--- Dataset entries ---
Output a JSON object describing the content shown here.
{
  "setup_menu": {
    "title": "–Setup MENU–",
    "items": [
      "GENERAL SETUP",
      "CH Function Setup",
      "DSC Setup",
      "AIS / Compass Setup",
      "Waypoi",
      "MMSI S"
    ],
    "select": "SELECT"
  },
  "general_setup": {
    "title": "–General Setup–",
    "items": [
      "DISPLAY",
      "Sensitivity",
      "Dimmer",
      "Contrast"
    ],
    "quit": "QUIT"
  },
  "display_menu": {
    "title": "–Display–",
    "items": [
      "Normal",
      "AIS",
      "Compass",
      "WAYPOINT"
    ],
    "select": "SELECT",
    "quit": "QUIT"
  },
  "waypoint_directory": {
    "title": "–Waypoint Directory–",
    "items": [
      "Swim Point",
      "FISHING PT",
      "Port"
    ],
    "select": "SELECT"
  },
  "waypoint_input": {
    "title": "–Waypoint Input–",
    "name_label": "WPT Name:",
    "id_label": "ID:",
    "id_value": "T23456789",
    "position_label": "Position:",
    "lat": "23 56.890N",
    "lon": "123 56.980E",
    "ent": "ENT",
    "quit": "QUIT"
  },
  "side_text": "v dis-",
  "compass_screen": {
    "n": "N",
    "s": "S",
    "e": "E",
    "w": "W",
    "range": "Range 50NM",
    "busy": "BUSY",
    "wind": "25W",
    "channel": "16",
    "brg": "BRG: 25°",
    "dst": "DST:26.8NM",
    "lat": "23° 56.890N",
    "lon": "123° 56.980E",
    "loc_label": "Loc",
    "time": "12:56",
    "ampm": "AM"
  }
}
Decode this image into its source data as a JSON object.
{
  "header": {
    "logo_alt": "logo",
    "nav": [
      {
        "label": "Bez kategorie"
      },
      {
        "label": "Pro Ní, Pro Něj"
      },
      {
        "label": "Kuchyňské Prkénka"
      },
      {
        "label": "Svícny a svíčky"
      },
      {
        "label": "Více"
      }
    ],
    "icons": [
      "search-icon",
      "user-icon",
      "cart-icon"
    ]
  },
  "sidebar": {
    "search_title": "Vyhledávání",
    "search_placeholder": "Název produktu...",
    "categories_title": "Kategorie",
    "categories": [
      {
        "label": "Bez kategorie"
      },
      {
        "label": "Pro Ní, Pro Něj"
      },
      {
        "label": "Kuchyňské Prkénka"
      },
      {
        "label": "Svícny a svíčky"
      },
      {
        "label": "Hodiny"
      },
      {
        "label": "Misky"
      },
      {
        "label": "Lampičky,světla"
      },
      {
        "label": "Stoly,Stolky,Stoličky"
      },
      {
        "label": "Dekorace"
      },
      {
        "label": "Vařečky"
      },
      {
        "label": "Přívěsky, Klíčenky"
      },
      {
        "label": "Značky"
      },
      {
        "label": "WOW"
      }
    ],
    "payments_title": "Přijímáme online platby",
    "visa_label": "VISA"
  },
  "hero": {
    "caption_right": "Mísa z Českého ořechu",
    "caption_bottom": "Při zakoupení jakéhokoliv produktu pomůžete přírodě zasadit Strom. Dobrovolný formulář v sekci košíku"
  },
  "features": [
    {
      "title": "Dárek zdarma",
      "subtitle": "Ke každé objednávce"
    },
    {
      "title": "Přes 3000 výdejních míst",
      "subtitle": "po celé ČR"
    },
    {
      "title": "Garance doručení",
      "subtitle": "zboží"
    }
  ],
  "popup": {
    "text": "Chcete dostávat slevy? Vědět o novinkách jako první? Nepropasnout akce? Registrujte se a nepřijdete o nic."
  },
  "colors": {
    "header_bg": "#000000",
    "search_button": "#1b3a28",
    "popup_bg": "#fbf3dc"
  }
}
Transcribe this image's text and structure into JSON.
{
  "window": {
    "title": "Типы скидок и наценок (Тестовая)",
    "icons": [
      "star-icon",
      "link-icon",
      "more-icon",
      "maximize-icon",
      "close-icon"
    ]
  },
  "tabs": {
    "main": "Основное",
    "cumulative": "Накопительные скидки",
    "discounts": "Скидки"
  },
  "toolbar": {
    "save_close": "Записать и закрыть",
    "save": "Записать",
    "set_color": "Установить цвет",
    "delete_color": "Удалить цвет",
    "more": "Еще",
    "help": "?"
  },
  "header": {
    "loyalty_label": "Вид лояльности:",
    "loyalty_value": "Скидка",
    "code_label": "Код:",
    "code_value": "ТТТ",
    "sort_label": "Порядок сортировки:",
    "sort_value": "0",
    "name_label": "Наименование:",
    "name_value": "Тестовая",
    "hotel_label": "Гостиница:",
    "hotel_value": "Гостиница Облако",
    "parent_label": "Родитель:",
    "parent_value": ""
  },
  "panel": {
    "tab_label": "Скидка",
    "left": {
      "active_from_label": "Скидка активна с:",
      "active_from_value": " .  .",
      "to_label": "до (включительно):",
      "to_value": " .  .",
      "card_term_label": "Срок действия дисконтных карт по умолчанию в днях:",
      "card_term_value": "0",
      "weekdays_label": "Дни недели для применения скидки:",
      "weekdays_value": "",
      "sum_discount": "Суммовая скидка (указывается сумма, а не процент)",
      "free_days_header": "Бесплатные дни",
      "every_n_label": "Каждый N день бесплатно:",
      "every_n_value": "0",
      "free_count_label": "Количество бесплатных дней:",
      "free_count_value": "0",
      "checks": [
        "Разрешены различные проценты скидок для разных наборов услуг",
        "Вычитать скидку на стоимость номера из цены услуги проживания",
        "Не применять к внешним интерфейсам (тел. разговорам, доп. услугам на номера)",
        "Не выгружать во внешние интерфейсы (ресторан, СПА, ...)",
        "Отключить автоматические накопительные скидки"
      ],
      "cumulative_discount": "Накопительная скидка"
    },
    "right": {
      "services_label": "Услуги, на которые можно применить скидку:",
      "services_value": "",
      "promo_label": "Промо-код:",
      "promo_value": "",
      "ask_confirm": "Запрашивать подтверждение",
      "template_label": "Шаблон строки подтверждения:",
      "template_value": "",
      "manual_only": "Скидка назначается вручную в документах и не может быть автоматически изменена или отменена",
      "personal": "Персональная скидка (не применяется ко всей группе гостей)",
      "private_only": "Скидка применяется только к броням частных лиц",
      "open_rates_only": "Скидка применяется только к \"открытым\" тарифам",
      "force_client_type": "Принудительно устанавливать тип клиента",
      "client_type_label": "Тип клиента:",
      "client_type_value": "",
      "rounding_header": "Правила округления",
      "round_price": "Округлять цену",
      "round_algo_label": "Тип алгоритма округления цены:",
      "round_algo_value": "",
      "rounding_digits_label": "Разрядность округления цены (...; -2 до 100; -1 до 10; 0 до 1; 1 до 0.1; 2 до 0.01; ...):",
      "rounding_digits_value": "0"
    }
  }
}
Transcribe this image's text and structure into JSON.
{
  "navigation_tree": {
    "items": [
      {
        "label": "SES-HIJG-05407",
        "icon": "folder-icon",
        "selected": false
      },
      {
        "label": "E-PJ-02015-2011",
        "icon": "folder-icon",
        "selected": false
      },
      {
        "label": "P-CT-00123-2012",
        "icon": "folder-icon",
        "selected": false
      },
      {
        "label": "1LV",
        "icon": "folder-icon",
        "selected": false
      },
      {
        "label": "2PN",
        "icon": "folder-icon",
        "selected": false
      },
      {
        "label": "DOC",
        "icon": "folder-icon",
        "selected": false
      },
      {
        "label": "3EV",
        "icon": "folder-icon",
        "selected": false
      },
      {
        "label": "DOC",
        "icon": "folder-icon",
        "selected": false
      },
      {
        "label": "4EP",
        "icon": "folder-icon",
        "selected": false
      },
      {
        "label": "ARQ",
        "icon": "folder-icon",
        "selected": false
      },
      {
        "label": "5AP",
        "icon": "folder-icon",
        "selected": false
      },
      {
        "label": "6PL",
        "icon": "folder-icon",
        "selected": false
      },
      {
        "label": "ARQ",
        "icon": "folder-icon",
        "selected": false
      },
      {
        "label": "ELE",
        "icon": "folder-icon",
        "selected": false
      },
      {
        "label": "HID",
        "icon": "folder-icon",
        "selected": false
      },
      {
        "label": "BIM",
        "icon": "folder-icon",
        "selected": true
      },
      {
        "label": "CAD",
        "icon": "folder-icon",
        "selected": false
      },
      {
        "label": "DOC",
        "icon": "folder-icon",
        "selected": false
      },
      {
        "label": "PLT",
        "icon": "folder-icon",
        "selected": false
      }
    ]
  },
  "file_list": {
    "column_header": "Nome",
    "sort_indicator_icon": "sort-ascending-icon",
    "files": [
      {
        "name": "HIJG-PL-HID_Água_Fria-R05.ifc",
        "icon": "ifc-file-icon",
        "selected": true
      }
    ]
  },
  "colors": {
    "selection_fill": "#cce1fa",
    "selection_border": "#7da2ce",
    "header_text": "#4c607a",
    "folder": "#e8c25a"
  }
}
---
Written exercise. Which lines hold the word "только"? Copy every one of them.

Exercise answer.
      "private_only": "Скидка применяется только к броням частных лиц",
      "open_rates_only": "Скидка применяется только к \"открытым\" тарифам",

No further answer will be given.